# PWM mittels MOS-FET oder IGBT



## Majestic_1987 (12 Dezember 2008)

Hallo Leute.

Ich benötige eine PWM für 230V AC @ 3A.
Möchte diese über einen Ausgang einer Beckhoff-Steuerung (EtherCAT) mit etwa 10kHz versorgen.

Dazu muss ich dann aber hinter den Dig.-Ausgang einen Transistor hängen, der die Last PWM-moduliert schaltet.

Hatte dabei an IGBT oder Mos-Fet gedacht.

Meine Fragen: 
1. Kann ich nen MosFet mit 24V direkt am Gate schalten? 
2. Braucht der irgendwelche externe Beschaltung für dne Zweck?
3. MosFet oder IGBT?
4. Wenn letzteres: Wie steuere ich den sinnvoll an?

Hoffe einer von euch kann mir da helfen! Danke im Voraus.


----------



## Fritz (13 Dezember 2008)

Grunfsätzlich sind Mosfet spannungsgesteuert ohne Stromfluß übers Gate. Prinzipbedingt benötigen die eine Mindeststeuerspannung ab 2 Volt. Für selbstsperrende N-Kanal gehen 24 Volt mit 10 - 100 megaohm Vorwiderstand daher, gleichzeitig muß das Gate immer gegen GND entleert werden damit die wieder abschalten. Für höhere Schaltfrequenzen bauartbedingt ungeeignet mögen 10 kilo Hertz noch gehen, galvanish getrennt wird aber nicht. Bei zu schaltender Wechsel-Netzspannung bildet darüberhinaus bei vielen Typen die bauartbedingte Diode im Drain-Source Pfad eine Kurtzschlßstrecke. Damit ist jedoch auch sicher aus - die Sicherung 
Isoliergates sieht ähnlich aus. Typischerweise sind daher meist Optokoppler mit Triacs verbaut. Bis zu welcher Grenzfrequenz die allerdings geeignet sind ergäbe erst ein Blick ins Datenblatt. 
Dto. sollten Solid State Relais geeigneter sein. In einer 240V Pumpensteuerung waren solche bei 5 kilo Hertz verbaut. Wo Solids bauartbedingt endgültig abregeln und inwieweit bezahlbar läßt sich vielleicht grob bei Conrad abschätzen
MfG,
Fritz
Nochmal nachgeschaltet da der Kollege meint das sei unverzichtbar    ....

Bei 1-Phasen Drehstrom, ugs. Wechselstrom, gibt es im eigentlichen Sinne keine PWM. Bestenfalls Wellenpaketsteuerung, im Bassfrequenzspektrum.

_Angezeigte Einträge_.
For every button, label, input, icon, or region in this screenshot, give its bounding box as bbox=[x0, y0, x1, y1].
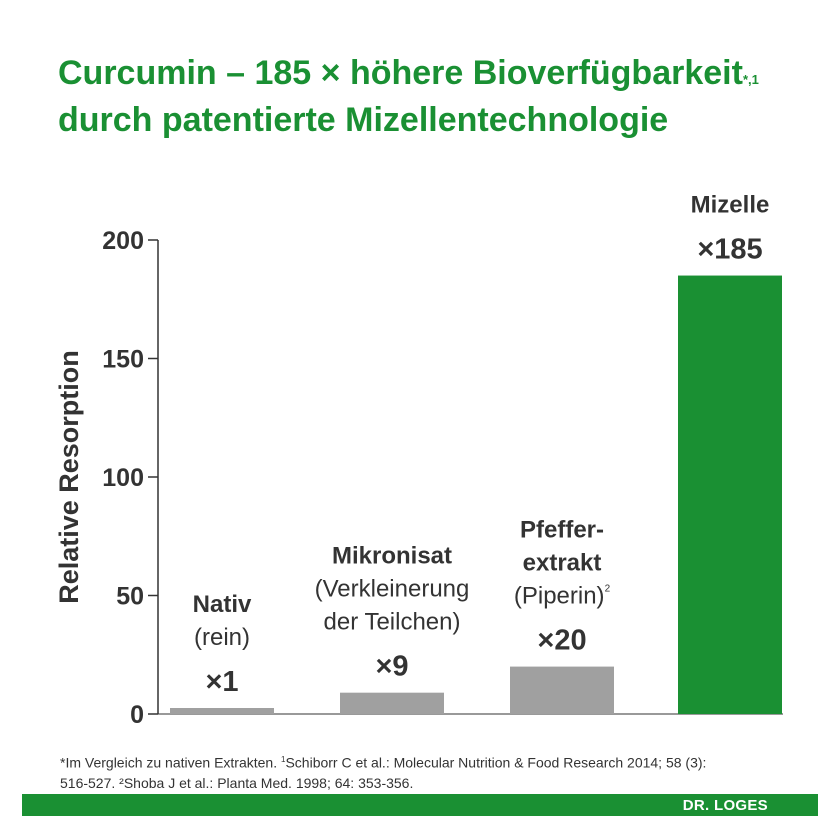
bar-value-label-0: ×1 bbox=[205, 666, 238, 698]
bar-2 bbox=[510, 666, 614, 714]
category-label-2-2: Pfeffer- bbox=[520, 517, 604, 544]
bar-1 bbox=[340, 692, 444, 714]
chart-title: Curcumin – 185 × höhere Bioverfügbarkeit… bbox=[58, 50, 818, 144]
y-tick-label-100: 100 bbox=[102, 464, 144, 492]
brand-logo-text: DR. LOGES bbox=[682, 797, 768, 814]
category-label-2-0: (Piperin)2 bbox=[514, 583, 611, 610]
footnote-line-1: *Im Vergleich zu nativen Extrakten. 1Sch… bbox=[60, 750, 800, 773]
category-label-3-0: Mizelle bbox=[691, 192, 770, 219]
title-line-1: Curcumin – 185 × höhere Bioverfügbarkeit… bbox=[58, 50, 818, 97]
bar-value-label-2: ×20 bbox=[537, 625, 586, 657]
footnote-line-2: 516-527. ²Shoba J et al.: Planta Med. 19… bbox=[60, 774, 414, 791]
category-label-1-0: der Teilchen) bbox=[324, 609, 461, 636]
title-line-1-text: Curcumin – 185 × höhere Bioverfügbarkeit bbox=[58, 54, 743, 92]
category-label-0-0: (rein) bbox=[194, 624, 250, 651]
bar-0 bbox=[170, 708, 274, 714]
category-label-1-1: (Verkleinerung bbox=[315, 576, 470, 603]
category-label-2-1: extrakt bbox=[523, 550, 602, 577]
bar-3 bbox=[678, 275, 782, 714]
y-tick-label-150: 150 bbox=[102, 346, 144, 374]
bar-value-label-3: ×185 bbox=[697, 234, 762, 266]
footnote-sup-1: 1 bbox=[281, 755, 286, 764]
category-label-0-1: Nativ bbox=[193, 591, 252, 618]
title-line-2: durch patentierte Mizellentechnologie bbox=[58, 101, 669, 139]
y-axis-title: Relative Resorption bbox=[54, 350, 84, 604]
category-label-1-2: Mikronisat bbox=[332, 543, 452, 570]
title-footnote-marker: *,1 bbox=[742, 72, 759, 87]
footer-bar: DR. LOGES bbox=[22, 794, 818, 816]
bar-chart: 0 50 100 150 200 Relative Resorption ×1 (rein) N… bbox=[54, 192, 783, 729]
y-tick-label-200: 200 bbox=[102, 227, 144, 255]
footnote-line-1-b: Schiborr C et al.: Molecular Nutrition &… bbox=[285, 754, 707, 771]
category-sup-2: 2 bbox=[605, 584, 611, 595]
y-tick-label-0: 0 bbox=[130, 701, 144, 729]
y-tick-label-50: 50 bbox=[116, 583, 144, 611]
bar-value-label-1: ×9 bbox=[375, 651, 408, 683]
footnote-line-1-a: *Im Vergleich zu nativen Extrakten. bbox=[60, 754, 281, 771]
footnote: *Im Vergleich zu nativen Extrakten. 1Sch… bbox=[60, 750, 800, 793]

---

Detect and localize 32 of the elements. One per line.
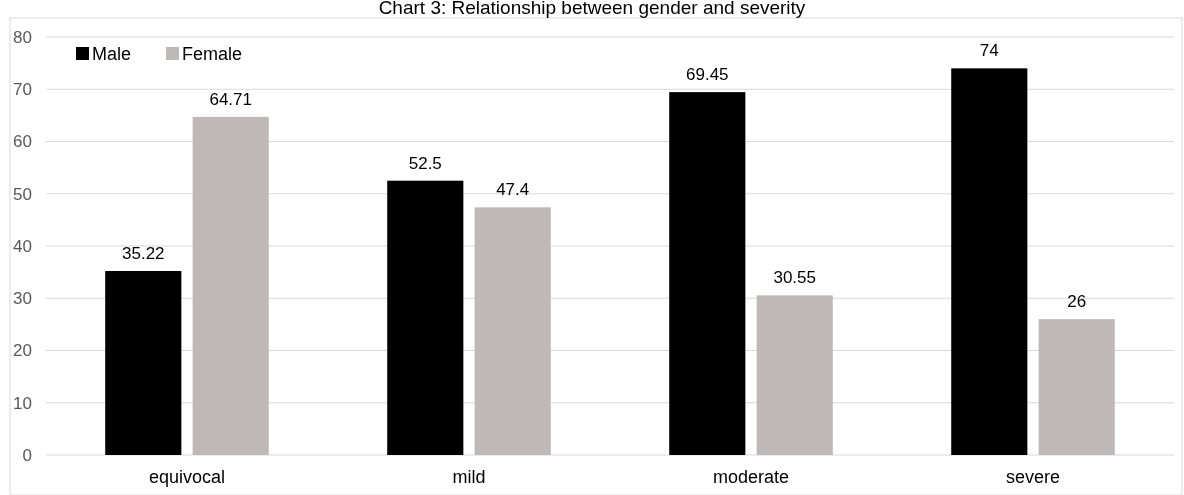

_Aufgabe_.
Führe den Forenthread zur PWM mit MOS-FET oder IGBT im Anschluss an seinen letzten Satz weiter.

_Antwort_.
Von daher liegen 10 kilo Hertz irgendwo im Nirvana - allerdings sah ich auf einer Messe zuletzt Phasenanschniter die ungefähr in dieser Frequenzliga spielten. Vielleicht ist sowas ja gemeint


----------



## Majestic_1987 (13 Dezember 2008)

Hmm...über den Punkt hatte ich jetzt ehrlichgesagt garnicht nachgedacht *grml*
PWM könnte ich nutzen wenn ich mir meine Wechselspannung selber basteln will....

Phasenanschnitt über Triac wär ja machbar, da kann ich aber nur auf 50% Leistung runterregeln, ist also nicht so sinnvoll.

Schwingungspaketsteuerung ist für meine Anwendung eher geeignet (Heizungsregelung), zumal da die Netzrückwirkungen etwas geringer ausfallen. 

ABER das ist ja im Prinzip nur eine niederfrequente PMW....Der Verbraucher wird für tan ans Netz geschaltet und für taus nicht. 
Ich brauche also dennoch einen potenten Halbleiterschalter. Hab mich grad mal ein wenig nach Solid-States umgeschaut, das scheint genau zu sein, was ich brauche, also vielen Dank für den Tipp 

Edit: Okay, hab was sinnvolles gefunden. Sharp SSR bis 16A Dauerstrom mit integrierter Nulldurchgangsschaltung...Dann kommt da noch n Tiefpass dazu und gut is


----------



## Fritz (13 Dezember 2008)

Majestic_1987 schrieb:
			
		

> Schwingungspaketsteuerung ist für meine Anwendung eher geeignet (Heizungsregelung), zumal da die Netzrückwirkungen etwas geringer ausfallen.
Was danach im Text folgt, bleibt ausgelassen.